DATA LINES ->
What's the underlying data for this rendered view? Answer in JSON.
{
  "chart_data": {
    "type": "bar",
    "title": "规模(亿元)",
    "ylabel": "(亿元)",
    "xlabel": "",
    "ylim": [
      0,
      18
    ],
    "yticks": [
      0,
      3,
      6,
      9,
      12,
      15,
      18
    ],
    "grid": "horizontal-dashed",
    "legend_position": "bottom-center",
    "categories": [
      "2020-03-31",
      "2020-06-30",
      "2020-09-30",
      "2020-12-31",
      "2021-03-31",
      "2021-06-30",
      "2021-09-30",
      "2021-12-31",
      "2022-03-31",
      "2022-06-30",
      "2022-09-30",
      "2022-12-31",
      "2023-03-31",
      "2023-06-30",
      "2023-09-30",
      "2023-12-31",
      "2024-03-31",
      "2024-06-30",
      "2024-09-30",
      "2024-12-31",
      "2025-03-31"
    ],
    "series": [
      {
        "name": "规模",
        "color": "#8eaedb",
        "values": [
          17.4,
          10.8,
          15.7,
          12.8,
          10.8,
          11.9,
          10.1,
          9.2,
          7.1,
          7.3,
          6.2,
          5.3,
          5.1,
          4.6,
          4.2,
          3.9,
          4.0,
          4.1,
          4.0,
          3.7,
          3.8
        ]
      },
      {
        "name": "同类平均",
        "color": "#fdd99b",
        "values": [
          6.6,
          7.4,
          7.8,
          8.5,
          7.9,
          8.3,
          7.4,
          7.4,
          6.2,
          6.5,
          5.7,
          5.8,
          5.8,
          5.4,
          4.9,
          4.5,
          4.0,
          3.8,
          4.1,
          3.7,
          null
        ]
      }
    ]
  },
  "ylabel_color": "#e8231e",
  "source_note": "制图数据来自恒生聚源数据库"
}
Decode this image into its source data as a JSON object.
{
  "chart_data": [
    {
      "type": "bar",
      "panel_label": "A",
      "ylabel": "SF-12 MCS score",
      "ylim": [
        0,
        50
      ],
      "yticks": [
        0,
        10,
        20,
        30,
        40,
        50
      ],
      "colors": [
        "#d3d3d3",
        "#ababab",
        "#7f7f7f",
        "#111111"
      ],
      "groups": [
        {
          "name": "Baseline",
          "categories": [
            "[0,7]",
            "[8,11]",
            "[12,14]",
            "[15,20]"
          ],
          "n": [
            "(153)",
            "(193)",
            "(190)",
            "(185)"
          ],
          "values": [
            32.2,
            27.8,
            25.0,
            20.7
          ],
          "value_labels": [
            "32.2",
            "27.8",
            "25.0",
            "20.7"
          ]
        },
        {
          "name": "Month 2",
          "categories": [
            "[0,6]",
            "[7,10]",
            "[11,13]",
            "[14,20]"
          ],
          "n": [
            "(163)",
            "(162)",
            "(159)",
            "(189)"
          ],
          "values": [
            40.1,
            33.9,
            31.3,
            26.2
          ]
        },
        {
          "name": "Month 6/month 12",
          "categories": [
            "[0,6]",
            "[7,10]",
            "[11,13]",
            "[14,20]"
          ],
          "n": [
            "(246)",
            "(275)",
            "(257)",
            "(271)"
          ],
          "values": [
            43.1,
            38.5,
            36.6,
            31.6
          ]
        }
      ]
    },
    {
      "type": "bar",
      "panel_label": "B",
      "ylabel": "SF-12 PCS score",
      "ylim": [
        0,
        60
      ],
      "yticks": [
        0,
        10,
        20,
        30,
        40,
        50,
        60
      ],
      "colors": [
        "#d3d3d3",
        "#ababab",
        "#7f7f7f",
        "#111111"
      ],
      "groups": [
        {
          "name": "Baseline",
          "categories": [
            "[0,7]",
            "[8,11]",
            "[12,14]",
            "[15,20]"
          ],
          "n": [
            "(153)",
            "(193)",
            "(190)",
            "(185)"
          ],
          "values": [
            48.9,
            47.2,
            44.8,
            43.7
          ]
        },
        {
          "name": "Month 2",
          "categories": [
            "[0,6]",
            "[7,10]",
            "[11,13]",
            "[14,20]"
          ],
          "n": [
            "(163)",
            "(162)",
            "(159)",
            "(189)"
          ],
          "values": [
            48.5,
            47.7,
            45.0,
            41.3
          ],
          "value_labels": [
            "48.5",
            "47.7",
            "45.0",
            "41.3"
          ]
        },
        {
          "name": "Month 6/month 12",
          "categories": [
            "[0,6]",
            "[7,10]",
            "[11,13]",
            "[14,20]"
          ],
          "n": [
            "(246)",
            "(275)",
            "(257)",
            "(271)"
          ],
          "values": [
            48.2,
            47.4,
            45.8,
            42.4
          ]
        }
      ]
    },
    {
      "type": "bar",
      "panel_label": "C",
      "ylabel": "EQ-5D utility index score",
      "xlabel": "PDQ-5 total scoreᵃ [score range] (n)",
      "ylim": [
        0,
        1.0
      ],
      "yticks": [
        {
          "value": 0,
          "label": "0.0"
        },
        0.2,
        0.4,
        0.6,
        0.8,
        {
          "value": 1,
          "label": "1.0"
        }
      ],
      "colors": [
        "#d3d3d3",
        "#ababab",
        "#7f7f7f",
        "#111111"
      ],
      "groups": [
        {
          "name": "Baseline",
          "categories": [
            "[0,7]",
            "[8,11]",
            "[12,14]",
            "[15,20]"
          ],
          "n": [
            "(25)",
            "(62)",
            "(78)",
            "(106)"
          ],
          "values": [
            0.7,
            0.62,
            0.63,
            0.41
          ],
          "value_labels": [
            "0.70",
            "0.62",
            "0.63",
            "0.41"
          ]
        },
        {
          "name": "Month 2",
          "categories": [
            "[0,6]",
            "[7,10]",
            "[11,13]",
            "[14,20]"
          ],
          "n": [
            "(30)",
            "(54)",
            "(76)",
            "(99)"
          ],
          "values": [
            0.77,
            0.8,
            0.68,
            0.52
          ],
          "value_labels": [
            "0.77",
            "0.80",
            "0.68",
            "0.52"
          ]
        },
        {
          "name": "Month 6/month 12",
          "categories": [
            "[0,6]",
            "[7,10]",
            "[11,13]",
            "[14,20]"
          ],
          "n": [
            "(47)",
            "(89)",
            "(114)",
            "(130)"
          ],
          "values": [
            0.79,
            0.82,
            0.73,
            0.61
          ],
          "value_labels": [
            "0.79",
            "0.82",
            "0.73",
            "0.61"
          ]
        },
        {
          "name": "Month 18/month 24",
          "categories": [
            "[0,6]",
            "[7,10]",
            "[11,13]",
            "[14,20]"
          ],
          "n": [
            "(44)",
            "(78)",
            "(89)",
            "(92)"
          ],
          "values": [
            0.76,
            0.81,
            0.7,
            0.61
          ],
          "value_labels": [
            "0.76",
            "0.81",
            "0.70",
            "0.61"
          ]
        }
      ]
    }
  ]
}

JOB ->
Write the material out exactly, with nothing left out.

RESPONSE TO THIS EXERCISE ->
What's the underlying data for this rendered view? Answer in JSON.
{
  "chart_data": {
    "type": "bar",
    "title": "规模(亿元)",
    "ylabel": "(亿元)",
    "xlabel": "",
    "ylim": [
      0,
      18
    ],
    "yticks": [
      0,
      3,
      6,
      9,
      12,
      15,
      18
    ],
    "grid": "horizontal-dashed",
    "legend_position": "bottom-center",
    "categories": [
      "2020-03-31",
      "2020-06-30",
      "2020-09-30",
      "2020-12-31",
      "2021-03-31",
      "2021-06-30",
      "2021-09-30",
      "2021-12-31",
      "2022-03-31",
      "2022-06-30",
      "2022-09-30",
      "2022-12-31",
      "2023-03-31",
      "2023-06-30",
      "2023-09-30",
      "2023-12-31",
      "2024-03-31",
      "2024-06-30",
      "2024-09-30",
      "2024-12-31",
      "2025-03-31"
    ],
    "series": [
      {
        "name": "规模",
        "color": "#8eaedb",
        "values": [
          17.4,
          10.8,
          15.7,
          12.8,
          10.8,
          11.9,
          10.1,
          9.2,
          7.1,
          7.3,
          6.2,
          5.3,
          5.1,
          4.6,
          4.2,
          3.9,
          4.0,
          4.1,
          4.0,
          3.7,
          3.8
        ]
      },
      {
        "name": "同类平均",
        "color": "#fdd99b",
        "values": [
          6.6,
          7.4,
          7.8,
          8.5,
          7.9,
          8.3,
          7.4,
          7.4,
          6.2,
          6.5,
          5.7,
          5.8,
          5.8,
          5.4,
          4.9,
          4.5,
          4.0,
          3.8,
          4.1,
          3.7,
          null
        ]
      }
    ]
  },
  "ylabel_color": "#e8231e",
  "source_note": "制图数据来自恒生聚源数据库"
}
Decode this image into its source data as a JSON object.
{
  "chart_data": [
    {
      "type": "bar",
      "panel_label": "A",
      "ylabel": "SF-12 MCS score",
      "ylim": [
        0,
        50
      ],
      "yticks": [
        0,
        10,
        20,
        30,
        40,
        50
      ],
      "colors": [
        "#d3d3d3",
        "#ababab",
        "#7f7f7f",
        "#111111"
      ],
      "groups": [
        {
          "name": "Baseline",
          "categories": [
            "[0,7]",
            "[8,11]",
            "[12,14]",
            "[15,20]"
          ],
          "n": [
            "(153)",
            "(193)",
            "(190)",
            "(185)"
          ],
          "values": [
            32.2,
            27.8,
            25.0,
            20.7
          ],
          "value_labels": [
            "32.2",
            "27.8",
            "25.0",
            "20.7"
          ]
        },
        {
          "name": "Month 2",
          "categories": [
            "[0,6]",
            "[7,10]",
            "[11,13]",
            "[14,20]"
          ],
          "n": [
            "(163)",
            "(162)",
            "(159)",
            "(189)"
          ],
          "values": [
            40.1,
            33.9,
            31.3,
            26.2
          ]
        },
        {
          "name": "Month 6/month 12",
          "categories": [
            "[0,6]",
            "[7,10]",
            "[11,13]",
            "[14,20]"
          ],
          "n": [
            "(246)",
            "(275)",
            "(257)",
            "(271)"
          ],
          "values": [
            43.1,
            38.5,
            36.6,
            31.6
          ]
        }
      ]
    },
    {
      "type": "bar",
      "panel_label": "B",
      "ylabel": "SF-12 PCS score",
      "ylim": [
        0,
        60
      ],
      "yticks": [
        0,
        10,
        20,
        30,
        40,
        50,
        60
      ],
      "colors": [
        "#d3d3d3",
        "#ababab",
        "#7f7f7f",
        "#111111"
      ],
      "groups": [
        {
          "name": "Baseline",
          "categories": [
            "[0,7]",
            "[8,11]",
            "[12,14]",
            "[15,20]"
          ],
          "n": [
            "(153)",
            "(193)",
            "(190)",
            "(185)"
          ],
          "values": [
            48.9,
            47.2,
            44.8,
            43.7
          ]
        },
        {
          "name": "Month 2",
          "categories": [
            "[0,6]",
            "[7,10]",
            "[11,13]",
            "[14,20]"
          ],
          "n": [
            "(163)",
            "(162)",
            "(159)",
            "(189)"
          ],
          "values": [
            48.5,
            47.7,
            45.0,
            41.3
          ],
          "value_labels": [
            "48.5",
            "47.7",
            "45.0",
            "41.3"
          ]
        },
        {
          "name": "Month 6/month 12",
          "categories": [
            "[0,6]",
            "[7,10]",
            "[11,13]",
            "[14,20]"
          ],
          "n": [
            "(246)",
            "(275)",
            "(257)",
            "(271)"
          ],
          "values": [
            48.2,
            47.4,
            45.8,
            42.4
          ]
        }
      ]
    },
    {
      "type": "bar",
      "panel_label": "C",
      "ylabel": "EQ-5D utility index score",
      "xlabel": "PDQ-5 total scoreᵃ [score range] (n)",
      "ylim": [
        0,
        1.0
      ],
      "yticks": [
        {
          "value": 0,
          "label": "0.0"
        },
        0.2,
        0.4,
        0.6,
        0.8,
        {
          "value": 1,
          "label": "1.0"
        }
      ],
      "colors": [
        "#d3d3d3",
        "#ababab",
        "#7f7f7f",
        "#111111"
      ],
      "groups": [
        {
          "name": "Baseline",
          "categories": [
            "[0,7]",
            "[8,11]",
            "[12,14]",
            "[15,20]"
          ],
          "n": [
            "(25)",
            "(62)",
            "(78)",
            "(106)"
          ],
          "values": [
            0.7,
            0.62,
            0.63,
            0.41
          ],
          "value_labels": [
            "0.70",
            "0.62",
            "0.63",
            "0.41"
          ]
        },
        {
          "name": "Month 2",
          "categories": [
            "[0,6]",
            "[7,10]",
            "[11,13]",
            "[14,20]"
          ],
          "n": [
            "(30)",
            "(54)",
            "(76)",
            "(99)"
          ],
          "values": [
            0.77,
            0.8,
            0.68,
            0.52
          ],
          "value_labels": [
            "0.77",
            "0.80",
            "0.68",
            "0.52"
          ]
        },
        {
          "name": "Month 6/month 12",
          "categories": [
            "[0,6]",
            "[7,10]",
            "[11,13]",
            "[14,20]"
          ],
          "n": [
            "(47)",
            "(89)",
            "(114)",
            "(130)"
          ],
          "values": [
            0.79,
            0.82,
            0.73,
            0.61
          ],
          "value_labels": [
            "0.79",
            "0.82",
            "0.73",
            "0.61"
          ]
        },
        {
          "name": "Month 18/month 24",
          "categories": [
            "[0,6]",
            "[7,10]",
            "[11,13]",
            "[14,20]"
          ],
          "n": [
            "(44)",
            "(78)",
            "(89)",
            "(92)"
          ],
          "values": [
            0.76,
            0.81,
            0.7,
            0.61
          ],
          "value_labels": [
            "0.76",
            "0.81",
            "0.70",
            "0.61"
          ]
        }
      ]
    }
  ]
}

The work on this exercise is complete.